**DATA SHOWN**
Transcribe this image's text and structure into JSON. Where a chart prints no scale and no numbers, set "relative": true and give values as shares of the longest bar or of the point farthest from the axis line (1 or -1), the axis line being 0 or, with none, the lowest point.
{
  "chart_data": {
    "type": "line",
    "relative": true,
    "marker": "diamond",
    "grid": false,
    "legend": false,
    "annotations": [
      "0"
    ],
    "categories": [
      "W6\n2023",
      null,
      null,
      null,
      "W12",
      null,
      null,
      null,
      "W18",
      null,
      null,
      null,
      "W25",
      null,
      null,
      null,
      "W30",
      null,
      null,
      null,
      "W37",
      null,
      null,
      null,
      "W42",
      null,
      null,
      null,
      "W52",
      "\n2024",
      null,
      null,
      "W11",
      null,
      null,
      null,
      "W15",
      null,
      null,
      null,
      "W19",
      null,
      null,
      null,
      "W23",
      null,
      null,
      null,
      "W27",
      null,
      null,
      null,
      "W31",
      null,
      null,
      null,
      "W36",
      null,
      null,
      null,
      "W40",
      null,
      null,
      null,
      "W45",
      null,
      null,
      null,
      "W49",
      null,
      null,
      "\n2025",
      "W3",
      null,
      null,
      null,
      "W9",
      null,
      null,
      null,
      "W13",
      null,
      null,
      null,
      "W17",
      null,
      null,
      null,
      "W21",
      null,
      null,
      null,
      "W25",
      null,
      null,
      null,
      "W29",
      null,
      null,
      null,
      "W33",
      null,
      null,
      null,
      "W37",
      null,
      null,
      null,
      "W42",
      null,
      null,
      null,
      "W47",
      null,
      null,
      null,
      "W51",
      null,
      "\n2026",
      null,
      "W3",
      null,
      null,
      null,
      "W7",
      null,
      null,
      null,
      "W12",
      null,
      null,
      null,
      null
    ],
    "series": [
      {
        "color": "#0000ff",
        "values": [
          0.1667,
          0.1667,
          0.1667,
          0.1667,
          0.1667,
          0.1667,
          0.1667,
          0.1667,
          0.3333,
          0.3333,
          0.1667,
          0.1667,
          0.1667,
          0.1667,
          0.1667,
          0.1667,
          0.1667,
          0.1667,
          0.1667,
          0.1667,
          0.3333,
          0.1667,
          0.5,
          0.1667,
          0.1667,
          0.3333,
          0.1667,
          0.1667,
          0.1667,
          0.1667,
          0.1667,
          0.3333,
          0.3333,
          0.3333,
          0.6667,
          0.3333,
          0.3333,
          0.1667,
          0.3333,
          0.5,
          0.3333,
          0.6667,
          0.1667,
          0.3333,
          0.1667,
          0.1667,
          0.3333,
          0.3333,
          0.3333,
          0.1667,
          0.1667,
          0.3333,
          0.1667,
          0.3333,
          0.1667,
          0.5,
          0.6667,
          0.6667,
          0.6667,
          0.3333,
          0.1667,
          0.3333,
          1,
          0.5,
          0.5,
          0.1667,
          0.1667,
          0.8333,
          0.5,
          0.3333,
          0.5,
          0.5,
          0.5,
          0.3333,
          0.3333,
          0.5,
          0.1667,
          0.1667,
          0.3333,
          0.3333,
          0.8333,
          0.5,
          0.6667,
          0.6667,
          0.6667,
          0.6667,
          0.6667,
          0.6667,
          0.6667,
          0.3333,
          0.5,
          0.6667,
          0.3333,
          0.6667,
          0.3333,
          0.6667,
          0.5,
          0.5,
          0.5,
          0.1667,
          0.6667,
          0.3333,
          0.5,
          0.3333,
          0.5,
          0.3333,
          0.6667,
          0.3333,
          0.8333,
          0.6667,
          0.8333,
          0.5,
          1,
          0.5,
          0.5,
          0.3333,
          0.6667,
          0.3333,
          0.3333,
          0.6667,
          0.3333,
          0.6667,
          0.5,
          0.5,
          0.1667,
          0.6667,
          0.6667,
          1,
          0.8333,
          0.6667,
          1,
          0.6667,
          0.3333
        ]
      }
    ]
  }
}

**PROBLEM TO SOLVE**
In the listing above, count each line that holds the string "values". Give the number only.

**CORRECT RESPONSE**
2